§ **To be done**: Copy the records below exactly, omitting any pictures they contain.

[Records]
####################
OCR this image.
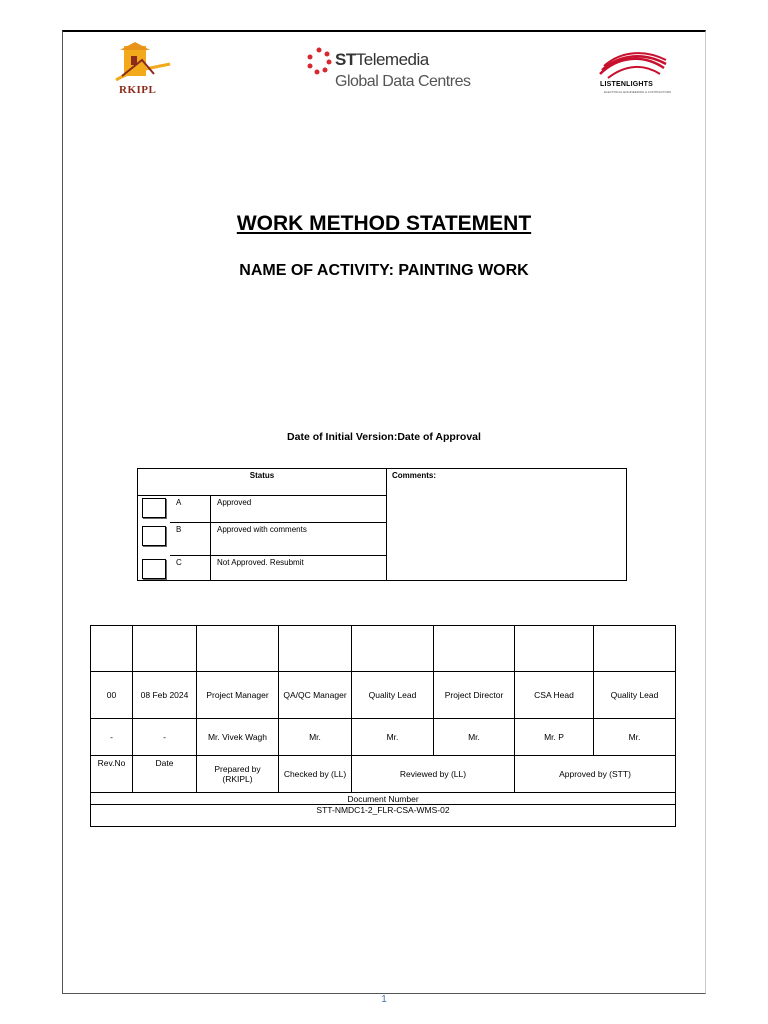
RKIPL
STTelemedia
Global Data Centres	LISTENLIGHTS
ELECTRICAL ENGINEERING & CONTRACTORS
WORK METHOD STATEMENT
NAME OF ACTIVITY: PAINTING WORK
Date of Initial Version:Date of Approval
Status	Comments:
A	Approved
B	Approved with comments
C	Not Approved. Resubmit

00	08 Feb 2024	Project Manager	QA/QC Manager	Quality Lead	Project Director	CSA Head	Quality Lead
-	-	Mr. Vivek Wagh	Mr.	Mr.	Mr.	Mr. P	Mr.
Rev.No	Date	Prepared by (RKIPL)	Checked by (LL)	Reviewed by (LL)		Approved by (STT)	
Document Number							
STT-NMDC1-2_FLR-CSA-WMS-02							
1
####################
§ **Result for this task**:
OCR this image.
RKIPL
STTelemedia
Global Data Centres	LISTENLIGHTS
ELECTRICAL ENGINEERING & CONTRACTORS
WORK METHOD STATEMENT
NAME OF ACTIVITY: PAINTING WORK
Date of Initial Version:Date of Approval
Status	Comments:
A	Approved
B	Approved with comments
C	Not Approved. Resubmit

00	08 Feb 2024	Project Manager	QA/QC Manager	Quality Lead	Project Director	CSA Head	Quality Lead
-	-	Mr. Vivek Wagh	Mr.	Mr.	Mr.	Mr. P	Mr.
Rev.No	Date	Prepared by (RKIPL)	Checked by (LL)	Reviewed by (LL)		Approved by (STT)	
Document Number							
STT-NMDC1-2_FLR-CSA-WMS-02							
1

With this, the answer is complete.